- _Listed entries_:
— Start —
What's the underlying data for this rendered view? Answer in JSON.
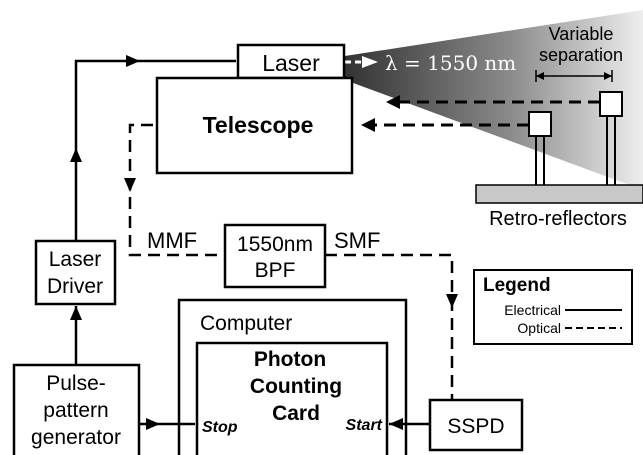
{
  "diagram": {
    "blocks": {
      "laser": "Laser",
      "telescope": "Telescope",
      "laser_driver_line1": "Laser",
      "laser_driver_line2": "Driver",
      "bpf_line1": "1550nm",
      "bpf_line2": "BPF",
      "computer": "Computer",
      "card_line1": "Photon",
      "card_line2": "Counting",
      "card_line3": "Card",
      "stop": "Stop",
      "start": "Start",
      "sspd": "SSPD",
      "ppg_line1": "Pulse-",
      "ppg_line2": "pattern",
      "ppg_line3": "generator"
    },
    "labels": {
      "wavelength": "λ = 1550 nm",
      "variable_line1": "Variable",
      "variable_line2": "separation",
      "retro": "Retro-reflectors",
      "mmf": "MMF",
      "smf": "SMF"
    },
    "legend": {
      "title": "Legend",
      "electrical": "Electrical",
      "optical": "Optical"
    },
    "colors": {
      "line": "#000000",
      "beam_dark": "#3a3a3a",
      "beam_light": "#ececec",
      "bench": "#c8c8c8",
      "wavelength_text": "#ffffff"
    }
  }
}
— End —
- _Problem requirements_:
Extract the full listing above verbatim; pictures are to be left out of the copy.

- _Finished exercise_:
What's the underlying data for this rendered view? Answer in JSON.
{
  "diagram": {
    "blocks": {
      "laser": "Laser",
      "telescope": "Telescope",
      "laser_driver_line1": "Laser",
      "laser_driver_line2": "Driver",
      "bpf_line1": "1550nm",
      "bpf_line2": "BPF",
      "computer": "Computer",
      "card_line1": "Photon",
      "card_line2": "Counting",
      "card_line3": "Card",
      "stop": "Stop",
      "start": "Start",
      "sspd": "SSPD",
      "ppg_line1": "Pulse-",
      "ppg_line2": "pattern",
      "ppg_line3": "generator"
    },
    "labels": {
      "wavelength": "λ = 1550 nm",
      "variable_line1": "Variable",
      "variable_line2": "separation",
      "retro": "Retro-reflectors",
      "mmf": "MMF",
      "smf": "SMF"
    },
    "legend": {
      "title": "Legend",
      "electrical": "Electrical",
      "optical": "Optical"
    },
    "colors": {
      "line": "#000000",
      "beam_dark": "#3a3a3a",
      "beam_light": "#ececec",
      "bench": "#c8c8c8",
      "wavelength_text": "#ffffff"
    }
  }
}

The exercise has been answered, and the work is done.